## Work task
Write out the complete data exactly as written.

## Extracted information

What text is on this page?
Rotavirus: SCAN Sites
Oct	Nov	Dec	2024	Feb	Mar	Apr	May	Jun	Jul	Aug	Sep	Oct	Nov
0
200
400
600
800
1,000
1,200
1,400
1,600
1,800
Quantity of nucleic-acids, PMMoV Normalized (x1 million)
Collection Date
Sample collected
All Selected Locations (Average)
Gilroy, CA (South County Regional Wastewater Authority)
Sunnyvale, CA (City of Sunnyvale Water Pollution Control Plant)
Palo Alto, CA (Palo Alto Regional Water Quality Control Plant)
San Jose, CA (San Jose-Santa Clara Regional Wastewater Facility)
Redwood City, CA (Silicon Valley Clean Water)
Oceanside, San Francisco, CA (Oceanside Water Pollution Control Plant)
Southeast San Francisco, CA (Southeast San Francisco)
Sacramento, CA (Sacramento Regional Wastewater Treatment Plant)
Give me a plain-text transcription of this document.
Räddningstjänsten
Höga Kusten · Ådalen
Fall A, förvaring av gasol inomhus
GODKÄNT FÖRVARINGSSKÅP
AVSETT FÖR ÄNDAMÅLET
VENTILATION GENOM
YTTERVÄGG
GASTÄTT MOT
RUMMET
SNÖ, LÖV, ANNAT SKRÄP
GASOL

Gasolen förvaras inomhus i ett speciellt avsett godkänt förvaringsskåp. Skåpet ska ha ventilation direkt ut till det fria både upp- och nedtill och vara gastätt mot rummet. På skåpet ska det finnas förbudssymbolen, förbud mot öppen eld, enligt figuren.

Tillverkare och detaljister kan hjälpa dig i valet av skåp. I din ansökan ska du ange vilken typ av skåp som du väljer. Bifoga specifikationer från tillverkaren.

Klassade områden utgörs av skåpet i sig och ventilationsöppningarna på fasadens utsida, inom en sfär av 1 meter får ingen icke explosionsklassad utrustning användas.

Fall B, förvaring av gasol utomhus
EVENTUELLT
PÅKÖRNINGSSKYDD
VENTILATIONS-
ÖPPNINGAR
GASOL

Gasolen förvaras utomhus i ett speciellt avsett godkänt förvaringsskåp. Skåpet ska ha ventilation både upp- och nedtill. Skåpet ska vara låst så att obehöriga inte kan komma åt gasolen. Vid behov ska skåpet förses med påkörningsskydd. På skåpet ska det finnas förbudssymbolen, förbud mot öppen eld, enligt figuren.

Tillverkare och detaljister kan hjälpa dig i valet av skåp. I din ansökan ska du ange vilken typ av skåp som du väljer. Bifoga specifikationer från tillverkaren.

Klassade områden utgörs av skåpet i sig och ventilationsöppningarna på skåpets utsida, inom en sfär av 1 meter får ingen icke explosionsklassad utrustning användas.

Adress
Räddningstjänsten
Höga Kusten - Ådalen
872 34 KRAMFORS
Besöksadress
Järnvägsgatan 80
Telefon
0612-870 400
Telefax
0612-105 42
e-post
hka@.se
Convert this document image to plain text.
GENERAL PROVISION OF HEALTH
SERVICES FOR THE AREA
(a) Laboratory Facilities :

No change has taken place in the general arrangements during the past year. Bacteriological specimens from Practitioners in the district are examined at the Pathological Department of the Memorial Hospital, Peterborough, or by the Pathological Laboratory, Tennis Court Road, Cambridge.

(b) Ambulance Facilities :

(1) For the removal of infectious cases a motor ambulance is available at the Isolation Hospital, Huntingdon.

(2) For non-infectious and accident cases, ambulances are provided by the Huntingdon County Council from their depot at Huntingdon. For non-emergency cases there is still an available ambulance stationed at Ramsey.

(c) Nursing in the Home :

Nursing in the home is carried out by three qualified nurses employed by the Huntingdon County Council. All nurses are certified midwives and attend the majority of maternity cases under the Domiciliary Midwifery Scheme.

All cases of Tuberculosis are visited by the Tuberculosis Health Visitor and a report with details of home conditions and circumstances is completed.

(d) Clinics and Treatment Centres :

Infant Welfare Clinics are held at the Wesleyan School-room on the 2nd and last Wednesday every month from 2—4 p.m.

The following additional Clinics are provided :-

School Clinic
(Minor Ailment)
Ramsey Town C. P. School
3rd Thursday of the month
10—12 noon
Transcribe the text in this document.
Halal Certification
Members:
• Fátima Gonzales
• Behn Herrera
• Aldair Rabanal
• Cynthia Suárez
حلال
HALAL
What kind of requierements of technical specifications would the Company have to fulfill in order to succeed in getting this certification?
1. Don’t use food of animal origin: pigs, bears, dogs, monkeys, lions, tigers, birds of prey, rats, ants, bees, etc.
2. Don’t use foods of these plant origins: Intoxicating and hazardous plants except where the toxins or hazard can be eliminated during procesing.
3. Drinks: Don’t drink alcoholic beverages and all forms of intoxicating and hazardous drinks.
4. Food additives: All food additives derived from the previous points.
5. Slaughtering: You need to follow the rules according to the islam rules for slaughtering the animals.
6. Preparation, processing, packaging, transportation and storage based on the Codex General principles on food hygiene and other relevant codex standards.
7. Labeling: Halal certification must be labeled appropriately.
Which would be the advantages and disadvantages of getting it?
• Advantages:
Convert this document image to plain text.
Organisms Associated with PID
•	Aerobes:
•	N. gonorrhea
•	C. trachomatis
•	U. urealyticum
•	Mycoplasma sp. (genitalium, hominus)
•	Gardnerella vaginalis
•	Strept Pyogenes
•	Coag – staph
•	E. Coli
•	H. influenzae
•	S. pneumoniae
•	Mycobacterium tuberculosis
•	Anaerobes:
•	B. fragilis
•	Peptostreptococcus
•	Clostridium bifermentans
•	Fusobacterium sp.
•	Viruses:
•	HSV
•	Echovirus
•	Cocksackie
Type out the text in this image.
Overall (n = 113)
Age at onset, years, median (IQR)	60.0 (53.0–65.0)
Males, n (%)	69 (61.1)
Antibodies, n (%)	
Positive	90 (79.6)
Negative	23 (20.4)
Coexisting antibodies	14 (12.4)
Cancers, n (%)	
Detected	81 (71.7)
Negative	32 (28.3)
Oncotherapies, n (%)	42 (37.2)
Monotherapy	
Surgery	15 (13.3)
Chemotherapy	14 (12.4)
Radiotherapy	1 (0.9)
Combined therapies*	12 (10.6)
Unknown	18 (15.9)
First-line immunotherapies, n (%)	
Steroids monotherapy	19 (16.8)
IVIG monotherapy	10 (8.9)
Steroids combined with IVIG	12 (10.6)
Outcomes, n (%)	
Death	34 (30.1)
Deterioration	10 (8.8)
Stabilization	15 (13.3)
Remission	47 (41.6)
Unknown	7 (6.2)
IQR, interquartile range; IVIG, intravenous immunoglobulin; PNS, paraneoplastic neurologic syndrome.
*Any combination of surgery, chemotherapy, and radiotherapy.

## Result below
What text is on this page?
Rotavirus: SCAN Sites
Oct	Nov	Dec	2024	Feb	Mar	Apr	May	Jun	Jul	Aug	Sep	Oct	Nov
0
200
400
600
800
1,000
1,200
1,400
1,600
1,800
Quantity of nucleic-acids, PMMoV Normalized (x1 million)
Collection Date
Sample collected
All Selected Locations (Average)
Gilroy, CA (South County Regional Wastewater Authority)
Sunnyvale, CA (City of Sunnyvale Water Pollution Control Plant)
Palo Alto, CA (Palo Alto Regional Water Quality Control Plant)
San Jose, CA (San Jose-Santa Clara Regional Wastewater Facility)
Redwood City, CA (Silicon Valley Clean Water)
Oceanside, San Francisco, CA (Oceanside Water Pollution Control Plant)
Southeast San Francisco, CA (Southeast San Francisco)
Sacramento, CA (Sacramento Regional Wastewater Treatment Plant)
Give me a plain-text transcription of this document.
Räddningstjänsten
Höga Kusten · Ådalen
Fall A, förvaring av gasol inomhus
GODKÄNT FÖRVARINGSSKÅP
AVSETT FÖR ÄNDAMÅLET
VENTILATION GENOM
YTTERVÄGG
GASTÄTT MOT
RUMMET
SNÖ, LÖV, ANNAT SKRÄP
GASOL

Gasolen förvaras inomhus i ett speciellt avsett godkänt förvaringsskåp. Skåpet ska ha ventilation direkt ut till det fria både upp- och nedtill och vara gastätt mot rummet. På skåpet ska det finnas förbudssymbolen, förbud mot öppen eld, enligt figuren.

Tillverkare och detaljister kan hjälpa dig i valet av skåp. I din ansökan ska du ange vilken typ av skåp som du väljer. Bifoga specifikationer från tillverkaren.

Klassade områden utgörs av skåpet i sig och ventilationsöppningarna på fasadens utsida, inom en sfär av 1 meter får ingen icke explosionsklassad utrustning användas.

Fall B, förvaring av gasol utomhus
EVENTUELLT
PÅKÖRNINGSSKYDD
VENTILATIONS-
ÖPPNINGAR
GASOL

Gasolen förvaras utomhus i ett speciellt avsett godkänt förvaringsskåp. Skåpet ska ha ventilation både upp- och nedtill. Skåpet ska vara låst så att obehöriga inte kan komma åt gasolen. Vid behov ska skåpet förses med påkörningsskydd. På skåpet ska det finnas förbudssymbolen, förbud mot öppen eld, enligt figuren.

Tillverkare och detaljister kan hjälpa dig i valet av skåp. I din ansökan ska du ange vilken typ av skåp som du väljer. Bifoga specifikationer från tillverkaren.

Klassade områden utgörs av skåpet i sig och ventilationsöppningarna på skåpets utsida, inom en sfär av 1 meter får ingen icke explosionsklassad utrustning användas.

Adress
Räddningstjänsten
Höga Kusten - Ådalen
872 34 KRAMFORS
Besöksadress
Järnvägsgatan 80
Telefon
0612-870 400
Telefax
0612-105 42
e-post
hka@.se
Convert this document image to plain text.
GENERAL PROVISION OF HEALTH
SERVICES FOR THE AREA
(a) Laboratory Facilities :

No change has taken place in the general arrangements during the past year. Bacteriological specimens from Practitioners in the district are examined at the Pathological Department of the Memorial Hospital, Peterborough, or by the Pathological Laboratory, Tennis Court Road, Cambridge.

(b) Ambulance Facilities :

(1) For the removal of infectious cases a motor ambulance is available at the Isolation Hospital, Huntingdon.

(2) For non-infectious and accident cases, ambulances are provided by the Huntingdon County Council from their depot at Huntingdon. For non-emergency cases there is still an available ambulance stationed at Ramsey.

(c) Nursing in the Home :

Nursing in the home is carried out by three qualified nurses employed by the Huntingdon County Council. All nurses are certified midwives and attend the majority of maternity cases under the Domiciliary Midwifery Scheme.

All cases of Tuberculosis are visited by the Tuberculosis Health Visitor and a report with details of home conditions and circumstances is completed.

(d) Clinics and Treatment Centres :

Infant Welfare Clinics are held at the Wesleyan School-room on the 2nd and last Wednesday every month from 2—4 p.m.

The following additional Clinics are provided :-

School Clinic
(Minor Ailment)
Ramsey Town C. P. School
3rd Thursday of the month
10—12 noon
Transcribe the text in this document.
Halal Certification
Members:
• Fátima Gonzales
• Behn Herrera
• Aldair Rabanal
• Cynthia Suárez
حلال
HALAL
What kind of requierements of technical specifications would the Company have to fulfill in order to succeed in getting this certification?
1. Don’t use food of animal origin: pigs, bears, dogs, monkeys, lions, tigers, birds of prey, rats, ants, bees, etc.
2. Don’t use foods of these plant origins: Intoxicating and hazardous plants except where the toxins or hazard can be eliminated during procesing.
3. Drinks: Don’t drink alcoholic beverages and all forms of intoxicating and hazardous drinks.
4. Food additives: All food additives derived from the previous points.
5. Slaughtering: You need to follow the rules according to the islam rules for slaughtering the animals.
6. Preparation, processing, packaging, transportation and storage based on the Codex General principles on food hygiene and other relevant codex standards.
7. Labeling: Halal certification must be labeled appropriately.
Which would be the advantages and disadvantages of getting it?
• Advantages:
Convert this document image to plain text.
Organisms Associated with PID
•	Aerobes:
•	N. gonorrhea
•	C. trachomatis
•	U. urealyticum
•	Mycoplasma sp. (genitalium, hominus)
•	Gardnerella vaginalis
•	Strept Pyogenes
•	Coag – staph
•	E. Coli
•	H. influenzae
•	S. pneumoniae
•	Mycobacterium tuberculosis
•	Anaerobes:
•	B. fragilis
•	Peptostreptococcus
•	Clostridium bifermentans
•	Fusobacterium sp.
•	Viruses:
•	HSV
•	Echovirus
•	Cocksackie
Type out the text in this image.
Overall (n = 113)
Age at onset, years, median (IQR)	60.0 (53.0–65.0)
Males, n (%)	69 (61.1)
Antibodies, n (%)	
Positive	90 (79.6)
Negative	23 (20.4)
Coexisting antibodies	14 (12.4)
Cancers, n (%)	
Detected	81 (71.7)
Negative	32 (28.3)
Oncotherapies, n (%)	42 (37.2)
Monotherapy	
Surgery	15 (13.3)
Chemotherapy	14 (12.4)
Radiotherapy	1 (0.9)
Combined therapies*	12 (10.6)
Unknown	18 (15.9)
First-line immunotherapies, n (%)	
Steroids monotherapy	19 (16.8)
IVIG monotherapy	10 (8.9)
Steroids combined with IVIG	12 (10.6)
Outcomes, n (%)	
Death	34 (30.1)
Deterioration	10 (8.8)
Stabilization	15 (13.3)
Remission	47 (41.6)
Unknown	7 (6.2)
IQR, interquartile range; IVIG, intravenous immunoglobulin; PNS, paraneoplastic neurologic syndrome.
*Any combination of surgery, chemotherapy, and radiotherapy.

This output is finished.